• [Provided material]:
—————
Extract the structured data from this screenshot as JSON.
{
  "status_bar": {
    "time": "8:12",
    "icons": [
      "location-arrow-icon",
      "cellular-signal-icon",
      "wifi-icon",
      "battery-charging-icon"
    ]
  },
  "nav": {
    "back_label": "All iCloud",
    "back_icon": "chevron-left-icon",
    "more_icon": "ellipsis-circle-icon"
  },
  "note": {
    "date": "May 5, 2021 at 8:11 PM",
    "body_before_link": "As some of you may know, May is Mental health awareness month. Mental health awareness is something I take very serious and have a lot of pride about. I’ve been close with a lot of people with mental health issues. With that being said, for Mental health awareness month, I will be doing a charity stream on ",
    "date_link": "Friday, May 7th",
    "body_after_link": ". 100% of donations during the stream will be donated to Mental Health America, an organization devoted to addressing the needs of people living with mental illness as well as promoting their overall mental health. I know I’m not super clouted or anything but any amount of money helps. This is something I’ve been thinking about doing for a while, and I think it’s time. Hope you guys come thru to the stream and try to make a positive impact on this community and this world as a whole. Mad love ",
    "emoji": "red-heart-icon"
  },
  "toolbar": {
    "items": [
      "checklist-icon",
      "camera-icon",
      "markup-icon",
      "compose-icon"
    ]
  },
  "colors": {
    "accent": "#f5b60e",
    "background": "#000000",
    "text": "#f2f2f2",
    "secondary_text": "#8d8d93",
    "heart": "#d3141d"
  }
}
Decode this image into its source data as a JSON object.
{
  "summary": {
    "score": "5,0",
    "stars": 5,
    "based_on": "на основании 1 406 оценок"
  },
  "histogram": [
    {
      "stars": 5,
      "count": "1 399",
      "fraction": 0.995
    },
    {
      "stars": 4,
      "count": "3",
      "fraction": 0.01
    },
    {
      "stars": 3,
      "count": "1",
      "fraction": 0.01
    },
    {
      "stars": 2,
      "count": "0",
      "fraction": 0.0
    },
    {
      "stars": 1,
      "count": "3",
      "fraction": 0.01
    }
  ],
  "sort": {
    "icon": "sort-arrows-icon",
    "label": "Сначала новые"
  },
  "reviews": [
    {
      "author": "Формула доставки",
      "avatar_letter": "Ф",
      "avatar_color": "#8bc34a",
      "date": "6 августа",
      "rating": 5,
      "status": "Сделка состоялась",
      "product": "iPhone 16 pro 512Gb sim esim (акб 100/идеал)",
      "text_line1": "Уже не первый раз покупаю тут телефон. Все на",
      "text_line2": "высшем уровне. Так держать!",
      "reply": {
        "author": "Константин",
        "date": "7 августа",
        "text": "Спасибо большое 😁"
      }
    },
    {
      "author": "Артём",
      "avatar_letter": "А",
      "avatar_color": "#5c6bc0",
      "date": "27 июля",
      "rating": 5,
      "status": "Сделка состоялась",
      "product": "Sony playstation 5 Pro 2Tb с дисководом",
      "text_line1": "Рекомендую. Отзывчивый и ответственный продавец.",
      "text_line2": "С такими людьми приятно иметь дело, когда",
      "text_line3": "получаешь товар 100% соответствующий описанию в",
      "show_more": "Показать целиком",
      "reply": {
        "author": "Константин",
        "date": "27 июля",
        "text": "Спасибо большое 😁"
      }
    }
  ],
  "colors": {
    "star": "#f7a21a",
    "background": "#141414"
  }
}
—————
• [Goal]: All of the entries need to be reproduced exactly; please write them out.

• [The answer]:
Extract the structured data from this screenshot as JSON.
{
  "status_bar": {
    "time": "8:12",
    "icons": [
      "location-arrow-icon",
      "cellular-signal-icon",
      "wifi-icon",
      "battery-charging-icon"
    ]
  },
  "nav": {
    "back_label": "All iCloud",
    "back_icon": "chevron-left-icon",
    "more_icon": "ellipsis-circle-icon"
  },
  "note": {
    "date": "May 5, 2021 at 8:11 PM",
    "body_before_link": "As some of you may know, May is Mental health awareness month. Mental health awareness is something I take very serious and have a lot of pride about. I’ve been close with a lot of people with mental health issues. With that being said, for Mental health awareness month, I will be doing a charity stream on ",
    "date_link": "Friday, May 7th",
    "body_after_link": ". 100% of donations during the stream will be donated to Mental Health America, an organization devoted to addressing the needs of people living with mental illness as well as promoting their overall mental health. I know I’m not super clouted or anything but any amount of money helps. This is something I’ve been thinking about doing for a while, and I think it’s time. Hope you guys come thru to the stream and try to make a positive impact on this community and this world as a whole. Mad love ",
    "emoji": "red-heart-icon"
  },
  "toolbar": {
    "items": [
      "checklist-icon",
      "camera-icon",
      "markup-icon",
      "compose-icon"
    ]
  },
  "colors": {
    "accent": "#f5b60e",
    "background": "#000000",
    "text": "#f2f2f2",
    "secondary_text": "#8d8d93",
    "heart": "#d3141d"
  }
}
Decode this image into its source data as a JSON object.
{
  "summary": {
    "score": "5,0",
    "stars": 5,
    "based_on": "на основании 1 406 оценок"
  },
  "histogram": [
    {
      "stars": 5,
      "count": "1 399",
      "fraction": 0.995
    },
    {
      "stars": 4,
      "count": "3",
      "fraction": 0.01
    },
    {
      "stars": 3,
      "count": "1",
      "fraction": 0.01
    },
    {
      "stars": 2,
      "count": "0",
      "fraction": 0.0
    },
    {
      "stars": 1,
      "count": "3",
      "fraction": 0.01
    }
  ],
  "sort": {
    "icon": "sort-arrows-icon",
    "label": "Сначала новые"
  },
  "reviews": [
    {
      "author": "Формула доставки",
      "avatar_letter": "Ф",
      "avatar_color": "#8bc34a",
      "date": "6 августа",
      "rating": 5,
      "status": "Сделка состоялась",
      "product": "iPhone 16 pro 512Gb sim esim (акб 100/идеал)",
      "text_line1": "Уже не первый раз покупаю тут телефон. Все на",
      "text_line2": "высшем уровне. Так держать!",
      "reply": {
        "author": "Константин",
        "date": "7 августа",
        "text": "Спасибо большое 😁"
      }
    },
    {
      "author": "Артём",
      "avatar_letter": "А",
      "avatar_color": "#5c6bc0",
      "date": "27 июля",
      "rating": 5,
      "status": "Сделка состоялась",
      "product": "Sony playstation 5 Pro 2Tb с дисководом",
      "text_line1": "Рекомендую. Отзывчивый и ответственный продавец.",
      "text_line2": "С такими людьми приятно иметь дело, когда",
      "text_line3": "получаешь товар 100% соответствующий описанию в",
      "show_more": "Показать целиком",
      "reply": {
        "author": "Константин",
        "date": "27 июля",
        "text": "Спасибо большое 😁"
      }
    }
  ],
  "colors": {
    "star": "#f7a21a",
    "background": "#141414"
  }
}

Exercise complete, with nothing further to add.